_Exercise:_ Go through each line of the records below and count those with the word "title"; give only the total.

_Provided information:_
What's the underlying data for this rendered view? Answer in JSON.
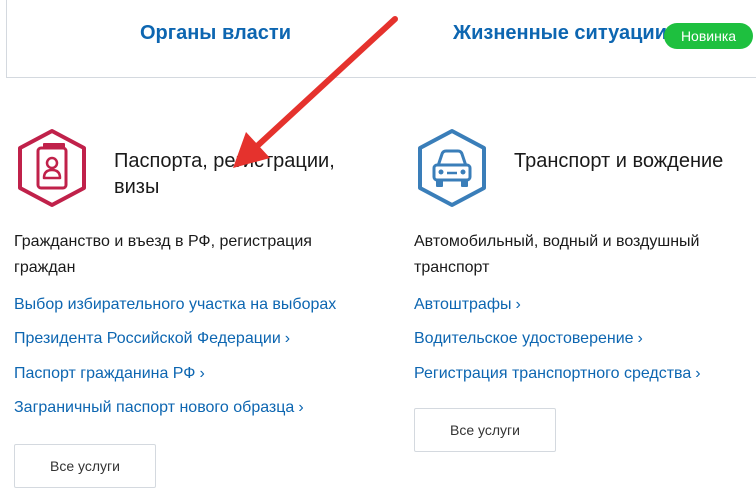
{
  "topbar": {
    "authorities_label": "Органы власти",
    "situations_label": "Жизненные ситуации",
    "new_badge": "Новинка"
  },
  "categories": [
    {
      "title": "Паспорта, регистрации, визы",
      "icon": "passport-icon",
      "icon_color": "#c0214a",
      "description": "Гражданство и въезд в РФ, регистрация граждан",
      "links": [
        "Выбор избирательного участка на выборах",
        "Президента Российской Федерации",
        "Паспорт гражданина РФ",
        "Заграничный паспорт нового образца"
      ],
      "all_services": "Все услуги"
    },
    {
      "title": "Транспорт и вождение",
      "icon": "car-icon",
      "icon_color": "#3a7eb9",
      "description": "Автомобильный, водный и воздушный транспорт",
      "links": [
        "Автоштрафы",
        "Водительское удостоверение",
        "Регистрация транспортного средства"
      ],
      "all_services": "Все услуги"
    }
  ],
  "colors": {
    "link": "#0d66b1",
    "badge": "#1ec03f",
    "arrow": "#e5322d"
  }
}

_Answer for this exercise:_ 2